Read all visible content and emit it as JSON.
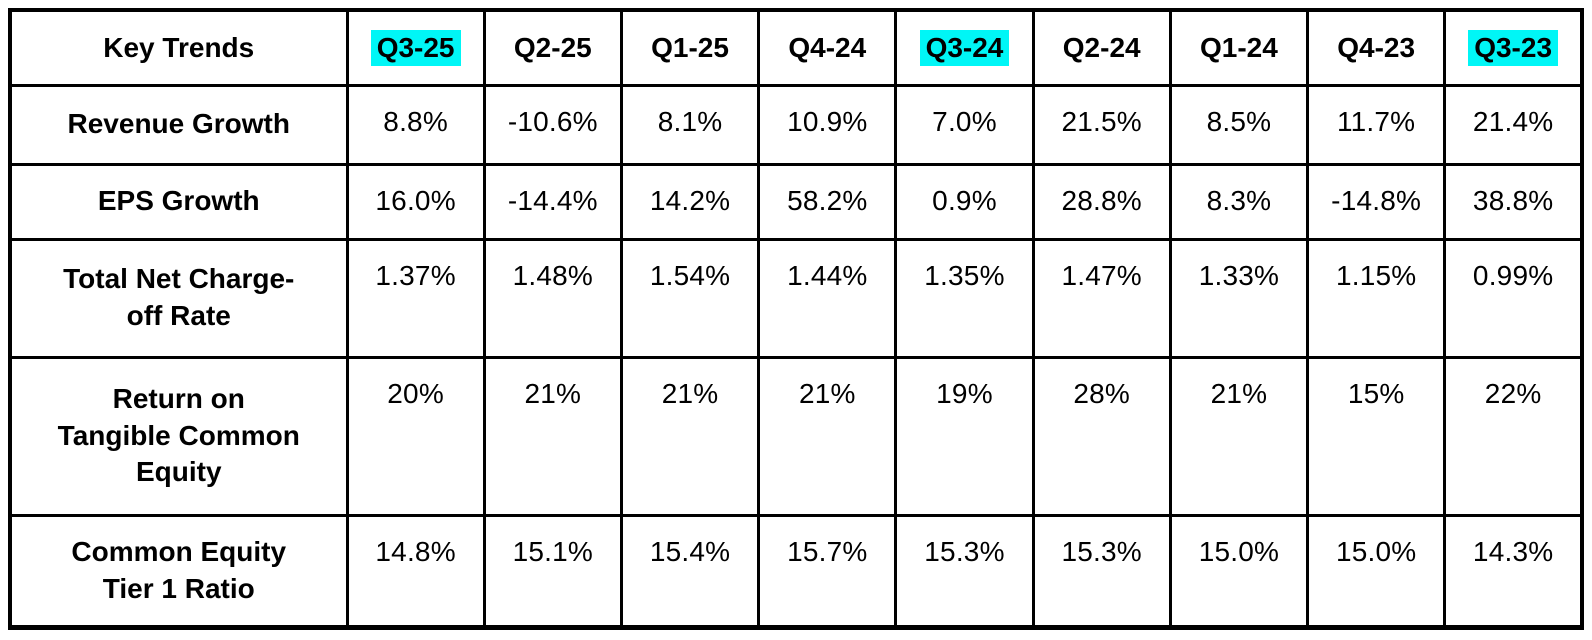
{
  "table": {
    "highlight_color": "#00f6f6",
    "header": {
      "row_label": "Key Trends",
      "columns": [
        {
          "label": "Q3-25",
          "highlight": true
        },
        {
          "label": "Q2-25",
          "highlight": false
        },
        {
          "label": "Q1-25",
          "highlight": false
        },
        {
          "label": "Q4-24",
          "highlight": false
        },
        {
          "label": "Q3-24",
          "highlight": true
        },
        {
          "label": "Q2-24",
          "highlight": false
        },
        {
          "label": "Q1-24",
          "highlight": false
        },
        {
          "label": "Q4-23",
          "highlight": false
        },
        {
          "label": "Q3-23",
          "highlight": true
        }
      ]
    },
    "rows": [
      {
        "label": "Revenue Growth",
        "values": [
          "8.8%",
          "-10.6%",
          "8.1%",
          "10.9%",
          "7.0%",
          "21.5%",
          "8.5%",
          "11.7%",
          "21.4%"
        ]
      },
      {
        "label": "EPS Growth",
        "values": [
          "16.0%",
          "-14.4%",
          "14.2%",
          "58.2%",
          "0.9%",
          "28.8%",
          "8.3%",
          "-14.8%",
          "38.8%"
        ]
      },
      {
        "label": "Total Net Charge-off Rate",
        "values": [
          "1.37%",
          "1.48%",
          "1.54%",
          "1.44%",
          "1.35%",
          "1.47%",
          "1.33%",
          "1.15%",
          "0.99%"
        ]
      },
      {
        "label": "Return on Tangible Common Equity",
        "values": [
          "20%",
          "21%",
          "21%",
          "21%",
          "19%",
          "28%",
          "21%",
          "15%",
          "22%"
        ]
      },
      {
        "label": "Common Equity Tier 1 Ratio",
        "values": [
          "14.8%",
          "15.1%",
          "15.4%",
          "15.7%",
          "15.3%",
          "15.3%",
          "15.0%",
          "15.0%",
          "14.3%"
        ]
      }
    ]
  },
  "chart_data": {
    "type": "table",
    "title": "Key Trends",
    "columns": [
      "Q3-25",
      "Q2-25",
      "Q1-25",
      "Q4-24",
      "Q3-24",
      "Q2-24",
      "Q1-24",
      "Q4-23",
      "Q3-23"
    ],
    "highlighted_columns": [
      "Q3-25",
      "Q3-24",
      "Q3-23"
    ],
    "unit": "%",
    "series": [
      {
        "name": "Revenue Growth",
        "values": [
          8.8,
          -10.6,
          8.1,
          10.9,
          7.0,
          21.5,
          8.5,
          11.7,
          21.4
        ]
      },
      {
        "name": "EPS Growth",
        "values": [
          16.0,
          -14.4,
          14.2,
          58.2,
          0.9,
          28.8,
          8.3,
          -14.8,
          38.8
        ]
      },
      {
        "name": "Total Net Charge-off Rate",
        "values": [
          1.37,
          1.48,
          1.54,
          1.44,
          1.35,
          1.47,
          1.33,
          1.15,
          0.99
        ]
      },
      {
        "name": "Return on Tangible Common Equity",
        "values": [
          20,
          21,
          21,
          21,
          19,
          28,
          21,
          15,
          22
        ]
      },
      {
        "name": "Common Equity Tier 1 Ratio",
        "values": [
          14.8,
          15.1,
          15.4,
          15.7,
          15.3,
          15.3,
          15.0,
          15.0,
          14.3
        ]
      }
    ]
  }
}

+===+

Transcribe the records above exactly, omitting every picture they contain.

Read all visible content and emit it as JSON.
{
  "table": {
    "highlight_color": "#00f6f6",
    "header": {
      "row_label": "Key Trends",
      "columns": [
        {
          "label": "Q3-25",
          "highlight": true
        },
        {
          "label": "Q2-25",
          "highlight": false
        },
        {
          "label": "Q1-25",
          "highlight": false
        },
        {
          "label": "Q4-24",
          "highlight": false
        },
        {
          "label": "Q3-24",
          "highlight": true
        },
        {
          "label": "Q2-24",
          "highlight": false
        },
        {
          "label": "Q1-24",
          "highlight": false
        },
        {
          "label": "Q4-23",
          "highlight": false
        },
        {
          "label": "Q3-23",
          "highlight": true
        }
      ]
    },
    "rows": [
      {
        "label": "Revenue Growth",
        "values": [
          "8.8%",
          "-10.6%",
          "8.1%",
          "10.9%",
          "7.0%",
          "21.5%",
          "8.5%",
          "11.7%",
          "21.4%"
        ]
      },
      {
        "label": "EPS Growth",
        "values": [
          "16.0%",
          "-14.4%",
          "14.2%",
          "58.2%",
          "0.9%",
          "28.8%",
          "8.3%",
          "-14.8%",
          "38.8%"
        ]
      },
      {
        "label": "Total Net Charge-off Rate",
        "values": [
          "1.37%",
          "1.48%",
          "1.54%",
          "1.44%",
          "1.35%",
          "1.47%",
          "1.33%",
          "1.15%",
          "0.99%"
        ]
      },
      {
        "label": "Return on Tangible Common Equity",
        "values": [
          "20%",
          "21%",
          "21%",
          "21%",
          "19%",
          "28%",
          "21%",
          "15%",
          "22%"
        ]
      },
      {
        "label": "Common Equity Tier 1 Ratio",
        "values": [
          "14.8%",
          "15.1%",
          "15.4%",
          "15.7%",
          "15.3%",
          "15.3%",
          "15.0%",
          "15.0%",
          "14.3%"
        ]
      }
    ]
  },
  "chart_data": {
    "type": "table",
    "title": "Key Trends",
    "columns": [
      "Q3-25",
      "Q2-25",
      "Q1-25",
      "Q4-24",
      "Q3-24",
      "Q2-24",
      "Q1-24",
      "Q4-23",
      "Q3-23"
    ],
    "highlighted_columns": [
      "Q3-25",
      "Q3-24",
      "Q3-23"
    ],
    "unit": "%",
    "series": [
      {
        "name": "Revenue Growth",
        "values": [
          8.8,
          -10.6,
          8.1,
          10.9,
          7.0,
          21.5,
          8.5,
          11.7,
          21.4
        ]
      },
      {
        "name": "EPS Growth",
        "values": [
          16.0,
          -14.4,
          14.2,
          58.2,
          0.9,
          28.8,
          8.3,
          -14.8,
          38.8
        ]
      },
      {
        "name": "Total Net Charge-off Rate",
        "values": [
          1.37,
          1.48,
          1.54,
          1.44,
          1.35,
          1.47,
          1.33,
          1.15,
          0.99
        ]
      },
      {
        "name": "Return on Tangible Common Equity",
        "values": [
          20,
          21,
          21,
          21,
          19,
          28,
          21,
          15,
          22
        ]
      },
      {
        "name": "Common Equity Tier 1 Ratio",
        "values": [
          14.8,
          15.1,
          15.4,
          15.7,
          15.3,
          15.3,
          15.0,
          15.0,
          14.3
        ]
      }
    ]
  }
}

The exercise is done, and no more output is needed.